**SET TASK**. Locate every line below that contains the word "ylabel" and copy it.

**GIVEN DATA**.
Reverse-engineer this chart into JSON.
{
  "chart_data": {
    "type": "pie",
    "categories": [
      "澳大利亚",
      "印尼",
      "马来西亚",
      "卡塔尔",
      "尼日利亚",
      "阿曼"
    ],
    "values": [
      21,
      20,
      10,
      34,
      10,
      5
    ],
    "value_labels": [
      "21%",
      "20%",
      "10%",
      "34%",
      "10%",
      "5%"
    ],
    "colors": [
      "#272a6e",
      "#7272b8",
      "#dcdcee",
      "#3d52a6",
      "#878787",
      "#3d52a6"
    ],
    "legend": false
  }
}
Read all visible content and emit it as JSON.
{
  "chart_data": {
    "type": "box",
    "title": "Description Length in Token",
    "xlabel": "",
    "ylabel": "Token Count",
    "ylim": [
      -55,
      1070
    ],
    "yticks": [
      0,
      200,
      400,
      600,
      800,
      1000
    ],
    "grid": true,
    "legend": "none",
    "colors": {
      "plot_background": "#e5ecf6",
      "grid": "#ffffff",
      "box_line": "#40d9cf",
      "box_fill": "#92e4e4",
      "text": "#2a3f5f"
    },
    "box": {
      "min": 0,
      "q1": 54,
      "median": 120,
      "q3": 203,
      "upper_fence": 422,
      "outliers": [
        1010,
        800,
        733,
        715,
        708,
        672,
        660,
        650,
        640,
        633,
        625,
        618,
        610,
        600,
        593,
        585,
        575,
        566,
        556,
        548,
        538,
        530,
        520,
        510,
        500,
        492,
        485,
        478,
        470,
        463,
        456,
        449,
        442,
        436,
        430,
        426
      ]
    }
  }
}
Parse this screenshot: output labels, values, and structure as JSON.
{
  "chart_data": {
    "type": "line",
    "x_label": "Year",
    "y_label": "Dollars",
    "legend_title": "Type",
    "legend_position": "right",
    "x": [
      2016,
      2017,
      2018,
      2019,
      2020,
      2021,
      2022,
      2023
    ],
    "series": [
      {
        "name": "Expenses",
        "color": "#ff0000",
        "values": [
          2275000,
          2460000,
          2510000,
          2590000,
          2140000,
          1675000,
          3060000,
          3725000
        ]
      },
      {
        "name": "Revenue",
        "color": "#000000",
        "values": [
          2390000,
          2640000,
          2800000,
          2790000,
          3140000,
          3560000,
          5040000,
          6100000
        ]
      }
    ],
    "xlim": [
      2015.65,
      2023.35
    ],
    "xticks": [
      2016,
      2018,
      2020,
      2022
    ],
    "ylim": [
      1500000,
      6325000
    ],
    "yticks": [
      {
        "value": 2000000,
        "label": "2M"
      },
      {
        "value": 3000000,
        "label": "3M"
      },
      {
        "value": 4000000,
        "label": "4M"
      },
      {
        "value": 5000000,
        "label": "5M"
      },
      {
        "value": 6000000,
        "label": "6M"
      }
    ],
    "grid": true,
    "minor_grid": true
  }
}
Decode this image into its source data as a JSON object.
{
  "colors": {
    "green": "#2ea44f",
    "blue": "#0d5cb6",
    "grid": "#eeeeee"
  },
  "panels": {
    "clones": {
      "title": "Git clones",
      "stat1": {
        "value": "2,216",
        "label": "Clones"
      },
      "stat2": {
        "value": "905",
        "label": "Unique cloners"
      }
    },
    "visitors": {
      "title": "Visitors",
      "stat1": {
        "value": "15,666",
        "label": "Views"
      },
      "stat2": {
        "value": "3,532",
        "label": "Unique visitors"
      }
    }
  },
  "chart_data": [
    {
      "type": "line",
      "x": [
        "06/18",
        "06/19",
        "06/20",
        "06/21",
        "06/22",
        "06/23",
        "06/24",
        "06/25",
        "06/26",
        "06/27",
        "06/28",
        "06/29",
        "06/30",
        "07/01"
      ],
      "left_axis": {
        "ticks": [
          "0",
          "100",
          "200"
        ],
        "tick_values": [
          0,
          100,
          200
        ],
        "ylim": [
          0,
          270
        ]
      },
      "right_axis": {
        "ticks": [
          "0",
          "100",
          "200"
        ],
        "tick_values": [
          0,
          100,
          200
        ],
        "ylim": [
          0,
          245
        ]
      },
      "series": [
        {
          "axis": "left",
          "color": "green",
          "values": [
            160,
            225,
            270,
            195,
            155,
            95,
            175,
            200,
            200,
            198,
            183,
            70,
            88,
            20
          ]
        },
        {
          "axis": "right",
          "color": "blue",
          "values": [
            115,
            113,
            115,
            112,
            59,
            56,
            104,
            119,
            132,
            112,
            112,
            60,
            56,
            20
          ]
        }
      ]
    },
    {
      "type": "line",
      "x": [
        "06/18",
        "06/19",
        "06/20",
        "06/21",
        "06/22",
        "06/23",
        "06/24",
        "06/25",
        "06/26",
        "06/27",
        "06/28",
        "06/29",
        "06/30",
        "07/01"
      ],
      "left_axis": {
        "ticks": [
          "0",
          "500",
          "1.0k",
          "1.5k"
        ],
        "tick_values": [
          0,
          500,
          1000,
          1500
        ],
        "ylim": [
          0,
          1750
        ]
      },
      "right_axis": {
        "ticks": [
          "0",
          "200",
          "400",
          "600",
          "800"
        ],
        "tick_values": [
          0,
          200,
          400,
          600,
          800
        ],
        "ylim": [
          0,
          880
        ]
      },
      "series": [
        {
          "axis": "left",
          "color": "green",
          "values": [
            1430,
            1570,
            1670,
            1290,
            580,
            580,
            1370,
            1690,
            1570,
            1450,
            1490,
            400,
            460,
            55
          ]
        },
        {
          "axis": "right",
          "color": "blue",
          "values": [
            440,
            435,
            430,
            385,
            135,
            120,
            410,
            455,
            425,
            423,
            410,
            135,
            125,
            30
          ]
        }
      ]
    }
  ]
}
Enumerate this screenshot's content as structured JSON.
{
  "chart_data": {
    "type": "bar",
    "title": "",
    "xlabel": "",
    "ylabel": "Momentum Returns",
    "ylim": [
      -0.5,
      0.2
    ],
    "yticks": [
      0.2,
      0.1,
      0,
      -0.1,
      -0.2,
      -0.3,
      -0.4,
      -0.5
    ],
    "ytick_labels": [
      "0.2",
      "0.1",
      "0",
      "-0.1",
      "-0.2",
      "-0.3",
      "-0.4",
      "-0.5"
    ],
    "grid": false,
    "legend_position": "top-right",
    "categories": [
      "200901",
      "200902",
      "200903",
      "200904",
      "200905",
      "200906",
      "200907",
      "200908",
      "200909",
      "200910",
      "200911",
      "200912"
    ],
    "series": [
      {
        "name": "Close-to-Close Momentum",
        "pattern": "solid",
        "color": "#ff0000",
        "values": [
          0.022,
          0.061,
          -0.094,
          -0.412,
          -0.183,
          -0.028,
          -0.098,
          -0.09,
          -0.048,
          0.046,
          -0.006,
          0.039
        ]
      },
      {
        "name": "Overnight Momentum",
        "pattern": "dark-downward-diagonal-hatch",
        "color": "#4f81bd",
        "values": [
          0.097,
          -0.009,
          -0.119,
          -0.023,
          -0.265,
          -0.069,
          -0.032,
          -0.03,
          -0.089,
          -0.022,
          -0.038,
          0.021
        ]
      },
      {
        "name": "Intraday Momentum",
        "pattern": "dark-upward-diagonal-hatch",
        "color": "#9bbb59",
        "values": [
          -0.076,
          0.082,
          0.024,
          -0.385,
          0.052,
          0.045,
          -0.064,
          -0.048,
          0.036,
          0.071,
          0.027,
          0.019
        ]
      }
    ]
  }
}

**EXERCISE RESPONSE**.
    "ylabel": "Token Count",
    "ylabel": "Momentum Returns",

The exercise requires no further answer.